── Input rows ──

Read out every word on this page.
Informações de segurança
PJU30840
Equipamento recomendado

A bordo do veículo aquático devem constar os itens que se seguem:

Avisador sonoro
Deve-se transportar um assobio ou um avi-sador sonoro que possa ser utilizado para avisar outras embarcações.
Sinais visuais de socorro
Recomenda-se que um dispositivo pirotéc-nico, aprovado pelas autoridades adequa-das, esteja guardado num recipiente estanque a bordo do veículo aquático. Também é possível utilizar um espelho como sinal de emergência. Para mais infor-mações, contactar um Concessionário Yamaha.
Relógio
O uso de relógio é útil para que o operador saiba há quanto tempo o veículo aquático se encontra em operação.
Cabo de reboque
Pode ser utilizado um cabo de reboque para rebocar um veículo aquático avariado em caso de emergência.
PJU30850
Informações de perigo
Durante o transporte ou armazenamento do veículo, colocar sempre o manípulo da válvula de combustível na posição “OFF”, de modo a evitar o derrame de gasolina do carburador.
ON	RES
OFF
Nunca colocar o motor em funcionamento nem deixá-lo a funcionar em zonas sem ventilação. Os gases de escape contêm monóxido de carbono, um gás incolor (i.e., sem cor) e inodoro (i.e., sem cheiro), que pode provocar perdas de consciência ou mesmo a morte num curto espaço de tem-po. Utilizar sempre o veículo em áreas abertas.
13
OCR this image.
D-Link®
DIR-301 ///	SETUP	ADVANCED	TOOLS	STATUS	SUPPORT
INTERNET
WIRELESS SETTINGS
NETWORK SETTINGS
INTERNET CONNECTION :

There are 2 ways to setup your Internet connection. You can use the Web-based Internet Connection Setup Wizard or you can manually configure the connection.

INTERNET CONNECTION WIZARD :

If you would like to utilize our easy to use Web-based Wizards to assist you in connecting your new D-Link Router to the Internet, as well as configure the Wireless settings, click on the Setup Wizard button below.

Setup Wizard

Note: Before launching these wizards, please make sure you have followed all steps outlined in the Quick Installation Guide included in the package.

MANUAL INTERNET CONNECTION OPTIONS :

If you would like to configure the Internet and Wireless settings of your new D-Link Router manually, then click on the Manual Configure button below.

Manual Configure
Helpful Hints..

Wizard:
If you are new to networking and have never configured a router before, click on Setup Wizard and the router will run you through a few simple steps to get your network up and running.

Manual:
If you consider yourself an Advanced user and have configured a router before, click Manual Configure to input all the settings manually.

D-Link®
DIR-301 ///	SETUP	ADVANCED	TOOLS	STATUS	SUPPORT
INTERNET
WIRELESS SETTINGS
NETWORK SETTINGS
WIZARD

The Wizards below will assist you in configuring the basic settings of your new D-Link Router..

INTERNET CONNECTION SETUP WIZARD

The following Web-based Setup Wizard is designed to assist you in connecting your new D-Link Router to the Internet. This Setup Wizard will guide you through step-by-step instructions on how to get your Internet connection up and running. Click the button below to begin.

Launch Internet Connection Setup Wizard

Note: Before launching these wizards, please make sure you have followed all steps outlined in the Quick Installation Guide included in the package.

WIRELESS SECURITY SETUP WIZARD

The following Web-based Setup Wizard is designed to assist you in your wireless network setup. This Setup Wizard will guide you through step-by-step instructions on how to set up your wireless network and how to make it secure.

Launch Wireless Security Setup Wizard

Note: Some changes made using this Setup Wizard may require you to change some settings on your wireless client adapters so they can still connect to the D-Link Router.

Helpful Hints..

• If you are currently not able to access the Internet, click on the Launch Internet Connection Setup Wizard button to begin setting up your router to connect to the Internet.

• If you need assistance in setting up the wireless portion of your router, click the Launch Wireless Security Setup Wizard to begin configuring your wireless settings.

───

## Task requirements
Go through the listing and print each line exactly as it appears.

## Reply to the task
Read out every word on this page.
Informações de segurança
PJU30840
Equipamento recomendado

A bordo do veículo aquático devem constar os itens que se seguem:

Avisador sonoro
Deve-se transportar um assobio ou um avi-sador sonoro que possa ser utilizado para avisar outras embarcações.
Sinais visuais de socorro
Recomenda-se que um dispositivo pirotéc-nico, aprovado pelas autoridades adequa-das, esteja guardado num recipiente estanque a bordo do veículo aquático. Também é possível utilizar um espelho como sinal de emergência. Para mais infor-mações, contactar um Concessionário Yamaha.
Relógio
O uso de relógio é útil para que o operador saiba há quanto tempo o veículo aquático se encontra em operação.
Cabo de reboque
Pode ser utilizado um cabo de reboque para rebocar um veículo aquático avariado em caso de emergência.
PJU30850
Informações de perigo
Durante o transporte ou armazenamento do veículo, colocar sempre o manípulo da válvula de combustível na posição “OFF”, de modo a evitar o derrame de gasolina do carburador.
ON	RES
OFF
Nunca colocar o motor em funcionamento nem deixá-lo a funcionar em zonas sem ventilação. Os gases de escape contêm monóxido de carbono, um gás incolor (i.e., sem cor) e inodoro (i.e., sem cheiro), que pode provocar perdas de consciência ou mesmo a morte num curto espaço de tem-po. Utilizar sempre o veículo em áreas abertas.
13
OCR this image.
D-Link®
DIR-301 ///	SETUP	ADVANCED	TOOLS	STATUS	SUPPORT
INTERNET
WIRELESS SETTINGS
NETWORK SETTINGS
INTERNET CONNECTION :

There are 2 ways to setup your Internet connection. You can use the Web-based Internet Connection Setup Wizard or you can manually configure the connection.

INTERNET CONNECTION WIZARD :

If you would like to utilize our easy to use Web-based Wizards to assist you in connecting your new D-Link Router to the Internet, as well as configure the Wireless settings, click on the Setup Wizard button below.

Setup Wizard

Note: Before launching these wizards, please make sure you have followed all steps outlined in the Quick Installation Guide included in the package.

MANUAL INTERNET CONNECTION OPTIONS :

If you would like to configure the Internet and Wireless settings of your new D-Link Router manually, then click on the Manual Configure button below.

Manual Configure
Helpful Hints..

Wizard:
If you are new to networking and have never configured a router before, click on Setup Wizard and the router will run you through a few simple steps to get your network up and running.

Manual:
If you consider yourself an Advanced user and have configured a router before, click Manual Configure to input all the settings manually.

D-Link®
DIR-301 ///	SETUP	ADVANCED	TOOLS	STATUS	SUPPORT
INTERNET
WIRELESS SETTINGS
NETWORK SETTINGS
WIZARD

The Wizards below will assist you in configuring the basic settings of your new D-Link Router..

INTERNET CONNECTION SETUP WIZARD

The following Web-based Setup Wizard is designed to assist you in connecting your new D-Link Router to the Internet. This Setup Wizard will guide you through step-by-step instructions on how to get your Internet connection up and running. Click the button below to begin.

Launch Internet Connection Setup Wizard

Note: Before launching these wizards, please make sure you have followed all steps outlined in the Quick Installation Guide included in the package.

WIRELESS SECURITY SETUP WIZARD

The following Web-based Setup Wizard is designed to assist you in your wireless network setup. This Setup Wizard will guide you through step-by-step instructions on how to set up your wireless network and how to make it secure.

Launch Wireless Security Setup Wizard

Note: Some changes made using this Setup Wizard may require you to change some settings on your wireless client adapters so they can still connect to the D-Link Router.

Helpful Hints..

• If you are currently not able to access the Internet, click on the Launch Internet Connection Setup Wizard button to begin setting up your router to connect to the Internet.

• If you need assistance in setting up the wireless portion of your router, click the Launch Wireless Security Setup Wizard to begin configuring your wireless settings.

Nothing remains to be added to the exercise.